====== RECORDS FOR THIS TASK ======
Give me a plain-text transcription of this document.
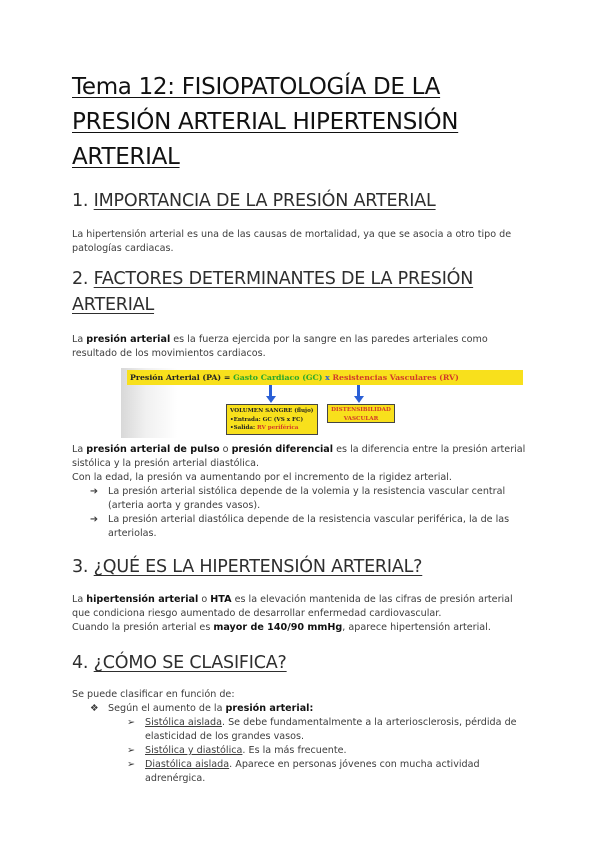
Tema 12: FISIOPATOLOGÍA DE LA PRESIÓN ARTERIAL HIPERTENSIÓN ARTERIAL
1. IMPORTANCIA DE LA PRESIÓN ARTERIAL
La hipertensión arterial es una de las causas de mortalidad, ya que se asocia a otro tipo de patologías cardiacas.
2. FACTORES DETERMINANTES DE LA PRESIÓN
ARTERIAL
La presión arterial es la fuerza ejercida por la sangre en las paredes arteriales como resultado de los movimientos cardiacos.
Presión Arterial (PA) = Gasto Cardiaco (GC) x Resistencias Vasculares (RV)
VOLUMEN SANGRE (flujo)
•Entrada: GC (VS x FC)
•Salida: RV periférica
DISTENSIBILIDAD
VASCULAR
La presión arterial de pulso o presión diferencial es la diferencia entre la presión arterial sistólica y la presión arterial diastólica.
Con la edad, la presión va aumentando por el incremento de la rigidez arterial.
➔ La presión arterial sistólica depende de la volemia y la resistencia vascular central (arteria aorta y grandes vasos).
➔ La presión arterial diastólica depende de la resistencia vascular periférica, la de las arteriolas.
3. ¿QUÉ ES LA HIPERTENSIÓN ARTERIAL?
La hipertensión arterial o HTA es la elevación mantenida de las cifras de presión arterial que condiciona riesgo aumentado de desarrollar enfermedad cardiovascular.
Cuando la presión arterial es mayor de 140/90 mmHg, aparece hipertensión arterial.
4. ¿CÓMO SE CLASIFICA?
Se puede clasificar en función de:
❖ Según el aumento de la presión arterial:
➢ Sistólica aislada. Se debe fundamentalmente a la arteriosclerosis, pérdida de elasticidad de los grandes vasos.
➢ Sistólica y diastólica. Es la más frecuente.
➢ Diastólica aislada. Aparece en personas jóvenes con mucha actividad adrenérgica.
======
◆ SHORT PROBLEM ◆
All of the entries above should be copied exactly, except for the pictures.

◆ FULL SOLUTION ◆
Give me a plain-text transcription of this document.
Tema 12: FISIOPATOLOGÍA DE LA PRESIÓN ARTERIAL HIPERTENSIÓN ARTERIAL
1. IMPORTANCIA DE LA PRESIÓN ARTERIAL
La hipertensión arterial es una de las causas de mortalidad, ya que se asocia a otro tipo de patologías cardiacas.
2. FACTORES DETERMINANTES DE LA PRESIÓN
ARTERIAL
La presión arterial es la fuerza ejercida por la sangre en las paredes arteriales como resultado de los movimientos cardiacos.
Presión Arterial (PA) = Gasto Cardiaco (GC) x Resistencias Vasculares (RV)
VOLUMEN SANGRE (flujo)
•Entrada: GC (VS x FC)
•Salida: RV periférica
DISTENSIBILIDAD
VASCULAR
La presión arterial de pulso o presión diferencial es la diferencia entre la presión arterial sistólica y la presión arterial diastólica.
Con la edad, la presión va aumentando por el incremento de la rigidez arterial.
➔ La presión arterial sistólica depende de la volemia y la resistencia vascular central (arteria aorta y grandes vasos).
➔ La presión arterial diastólica depende de la resistencia vascular periférica, la de las arteriolas.
3. ¿QUÉ ES LA HIPERTENSIÓN ARTERIAL?
La hipertensión arterial o HTA es la elevación mantenida de las cifras de presión arterial que condiciona riesgo aumentado de desarrollar enfermedad cardiovascular.
Cuando la presión arterial es mayor de 140/90 mmHg, aparece hipertensión arterial.
4. ¿CÓMO SE CLASIFICA?
Se puede clasificar en función de:
❖ Según el aumento de la presión arterial:
➢ Sistólica aislada. Se debe fundamentalmente a la arteriosclerosis, pérdida de elasticidad de los grandes vasos.
➢ Sistólica y diastólica. Es la más frecuente.
➢ Diastólica aislada. Aparece en personas jóvenes con mucha actividad adrenérgica.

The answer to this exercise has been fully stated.